■ REQUIRED TASK:
Set the following entries down again exactly, line by line.

■ DATA FOR THIS EXERCISE:
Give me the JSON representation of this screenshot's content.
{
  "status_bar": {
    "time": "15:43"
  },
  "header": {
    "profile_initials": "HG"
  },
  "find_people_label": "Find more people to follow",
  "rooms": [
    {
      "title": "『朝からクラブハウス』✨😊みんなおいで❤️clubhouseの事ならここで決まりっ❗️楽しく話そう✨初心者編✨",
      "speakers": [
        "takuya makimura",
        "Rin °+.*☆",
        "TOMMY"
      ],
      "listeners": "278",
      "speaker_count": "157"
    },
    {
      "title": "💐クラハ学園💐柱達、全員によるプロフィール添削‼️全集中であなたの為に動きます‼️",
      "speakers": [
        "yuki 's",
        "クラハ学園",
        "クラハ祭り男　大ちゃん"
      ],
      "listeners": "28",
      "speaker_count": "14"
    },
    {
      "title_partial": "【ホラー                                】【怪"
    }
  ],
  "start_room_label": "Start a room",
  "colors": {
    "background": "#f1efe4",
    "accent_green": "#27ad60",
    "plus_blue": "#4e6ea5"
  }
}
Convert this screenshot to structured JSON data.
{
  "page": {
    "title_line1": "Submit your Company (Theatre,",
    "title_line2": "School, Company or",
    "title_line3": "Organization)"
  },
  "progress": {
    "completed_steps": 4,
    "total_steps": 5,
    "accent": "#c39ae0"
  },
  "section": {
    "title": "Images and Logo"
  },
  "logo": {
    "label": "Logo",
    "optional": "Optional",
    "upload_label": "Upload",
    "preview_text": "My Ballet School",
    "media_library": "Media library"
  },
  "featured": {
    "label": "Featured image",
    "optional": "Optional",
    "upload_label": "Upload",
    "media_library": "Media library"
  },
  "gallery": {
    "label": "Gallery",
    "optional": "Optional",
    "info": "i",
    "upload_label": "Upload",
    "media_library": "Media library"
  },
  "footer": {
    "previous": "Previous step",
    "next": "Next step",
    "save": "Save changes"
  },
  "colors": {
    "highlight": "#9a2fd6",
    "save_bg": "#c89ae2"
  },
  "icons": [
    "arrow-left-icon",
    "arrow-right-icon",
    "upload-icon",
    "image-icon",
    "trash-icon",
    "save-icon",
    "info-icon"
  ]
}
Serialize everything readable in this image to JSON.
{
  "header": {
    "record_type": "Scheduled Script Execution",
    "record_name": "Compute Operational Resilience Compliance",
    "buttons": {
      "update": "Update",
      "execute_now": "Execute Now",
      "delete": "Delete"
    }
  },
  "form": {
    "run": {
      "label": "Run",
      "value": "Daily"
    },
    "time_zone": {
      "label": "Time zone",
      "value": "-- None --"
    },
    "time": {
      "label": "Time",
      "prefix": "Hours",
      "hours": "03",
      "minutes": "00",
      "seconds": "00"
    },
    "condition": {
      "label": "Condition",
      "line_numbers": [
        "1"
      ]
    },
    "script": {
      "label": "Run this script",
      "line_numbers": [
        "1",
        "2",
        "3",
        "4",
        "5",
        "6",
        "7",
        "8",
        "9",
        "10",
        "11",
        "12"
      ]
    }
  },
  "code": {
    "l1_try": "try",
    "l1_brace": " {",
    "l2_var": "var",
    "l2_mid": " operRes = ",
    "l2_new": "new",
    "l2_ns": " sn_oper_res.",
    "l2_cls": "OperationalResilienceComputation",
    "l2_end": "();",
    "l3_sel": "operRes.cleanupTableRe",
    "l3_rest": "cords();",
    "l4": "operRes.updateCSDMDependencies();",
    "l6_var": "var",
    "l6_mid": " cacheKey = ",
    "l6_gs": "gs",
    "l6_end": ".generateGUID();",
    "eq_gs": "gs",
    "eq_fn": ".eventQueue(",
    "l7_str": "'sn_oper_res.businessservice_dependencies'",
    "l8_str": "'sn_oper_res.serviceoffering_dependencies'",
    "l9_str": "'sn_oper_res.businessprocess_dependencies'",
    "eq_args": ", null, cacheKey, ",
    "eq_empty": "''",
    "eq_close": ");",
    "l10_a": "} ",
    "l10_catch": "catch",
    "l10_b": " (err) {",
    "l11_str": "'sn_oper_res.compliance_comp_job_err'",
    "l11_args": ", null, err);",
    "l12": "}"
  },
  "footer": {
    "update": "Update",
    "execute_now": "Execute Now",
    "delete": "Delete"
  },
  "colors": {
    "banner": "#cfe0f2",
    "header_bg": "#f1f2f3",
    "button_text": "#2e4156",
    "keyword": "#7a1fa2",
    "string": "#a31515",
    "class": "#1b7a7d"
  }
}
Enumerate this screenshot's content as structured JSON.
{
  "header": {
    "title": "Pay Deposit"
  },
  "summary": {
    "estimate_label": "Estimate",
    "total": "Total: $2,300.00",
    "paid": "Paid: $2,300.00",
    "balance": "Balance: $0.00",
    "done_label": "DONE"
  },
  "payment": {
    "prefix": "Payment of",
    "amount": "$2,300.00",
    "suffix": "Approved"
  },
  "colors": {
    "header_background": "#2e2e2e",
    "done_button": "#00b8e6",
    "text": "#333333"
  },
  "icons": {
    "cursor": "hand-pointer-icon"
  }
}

■ RESPONSE TO THIS TASK:
Give me the JSON representation of this screenshot's content.
{
  "status_bar": {
    "time": "15:43"
  },
  "header": {
    "profile_initials": "HG"
  },
  "find_people_label": "Find more people to follow",
  "rooms": [
    {
      "title": "『朝からクラブハウス』✨😊みんなおいで❤️clubhouseの事ならここで決まりっ❗️楽しく話そう✨初心者編✨",
      "speakers": [
        "takuya makimura",
        "Rin °+.*☆",
        "TOMMY"
      ],
      "listeners": "278",
      "speaker_count": "157"
    },
    {
      "title": "💐クラハ学園💐柱達、全員によるプロフィール添削‼️全集中であなたの為に動きます‼️",
      "speakers": [
        "yuki 's",
        "クラハ学園",
        "クラハ祭り男　大ちゃん"
      ],
      "listeners": "28",
      "speaker_count": "14"
    },
    {
      "title_partial": "【ホラー                                】【怪"
    }
  ],
  "start_room_label": "Start a room",
  "colors": {
    "background": "#f1efe4",
    "accent_green": "#27ad60",
    "plus_blue": "#4e6ea5"
  }
}
Convert this screenshot to structured JSON data.
{
  "page": {
    "title_line1": "Submit your Company (Theatre,",
    "title_line2": "School, Company or",
    "title_line3": "Organization)"
  },
  "progress": {
    "completed_steps": 4,
    "total_steps": 5,
    "accent": "#c39ae0"
  },
  "section": {
    "title": "Images and Logo"
  },
  "logo": {
    "label": "Logo",
    "optional": "Optional",
    "upload_label": "Upload",
    "preview_text": "My Ballet School",
    "media_library": "Media library"
  },
  "featured": {
    "label": "Featured image",
    "optional": "Optional",
    "upload_label": "Upload",
    "media_library": "Media library"
  },
  "gallery": {
    "label": "Gallery",
    "optional": "Optional",
    "info": "i",
    "upload_label": "Upload",
    "media_library": "Media library"
  },
  "footer": {
    "previous": "Previous step",
    "next": "Next step",
    "save": "Save changes"
  },
  "colors": {
    "highlight": "#9a2fd6",
    "save_bg": "#c89ae2"
  },
  "icons": [
    "arrow-left-icon",
    "arrow-right-icon",
    "upload-icon",
    "image-icon",
    "trash-icon",
    "save-icon",
    "info-icon"
  ]
}
Serialize everything readable in this image to JSON.
{
  "header": {
    "record_type": "Scheduled Script Execution",
    "record_name": "Compute Operational Resilience Compliance",
    "buttons": {
      "update": "Update",
      "execute_now": "Execute Now",
      "delete": "Delete"
    }
  },
  "form": {
    "run": {
      "label": "Run",
      "value": "Daily"
    },
    "time_zone": {
      "label": "Time zone",
      "value": "-- None --"
    },
    "time": {
      "label": "Time",
      "prefix": "Hours",
      "hours": "03",
      "minutes": "00",
      "seconds": "00"
    },
    "condition": {
      "label": "Condition",
      "line_numbers": [
        "1"
      ]
    },
    "script": {
      "label": "Run this script",
      "line_numbers": [
        "1",
        "2",
        "3",
        "4",
        "5",
        "6",
        "7",
        "8",
        "9",
        "10",
        "11",
        "12"
      ]
    }
  },
  "code": {
    "l1_try": "try",
    "l1_brace": " {",
    "l2_var": "var",
    "l2_mid": " operRes = ",
    "l2_new": "new",
    "l2_ns": " sn_oper_res.",
    "l2_cls": "OperationalResilienceComputation",
    "l2_end": "();",
    "l3_sel": "operRes.cleanupTableRe",
    "l3_rest": "cords();",
    "l4": "operRes.updateCSDMDependencies();",
    "l6_var": "var",
    "l6_mid": " cacheKey = ",
    "l6_gs": "gs",
    "l6_end": ".generateGUID();",
    "eq_gs": "gs",
    "eq_fn": ".eventQueue(",
    "l7_str": "'sn_oper_res.businessservice_dependencies'",
    "l8_str": "'sn_oper_res.serviceoffering_dependencies'",
    "l9_str": "'sn_oper_res.businessprocess_dependencies'",
    "eq_args": ", null, cacheKey, ",
    "eq_empty": "''",
    "eq_close": ");",
    "l10_a": "} ",
    "l10_catch": "catch",
    "l10_b": " (err) {",
    "l11_str": "'sn_oper_res.compliance_comp_job_err'",
    "l11_args": ", null, err);",
    "l12": "}"
  },
  "footer": {
    "update": "Update",
    "execute_now": "Execute Now",
    "delete": "Delete"
  },
  "colors": {
    "banner": "#cfe0f2",
    "header_bg": "#f1f2f3",
    "button_text": "#2e4156",
    "keyword": "#7a1fa2",
    "string": "#a31515",
    "class": "#1b7a7d"
  }
}
Enumerate this screenshot's content as structured JSON.
{
  "header": {
    "title": "Pay Deposit"
  },
  "summary": {
    "estimate_label": "Estimate",
    "total": "Total: $2,300.00",
    "paid": "Paid: $2,300.00",
    "balance": "Balance: $0.00",
    "done_label": "DONE"
  },
  "payment": {
    "prefix": "Payment of",
    "amount": "$2,300.00",
    "suffix": "Approved"
  },
  "colors": {
    "header_background": "#2e2e2e",
    "done_button": "#00b8e6",
    "text": "#333333"
  },
  "icons": {
    "cursor": "hand-pointer-icon"
  }
}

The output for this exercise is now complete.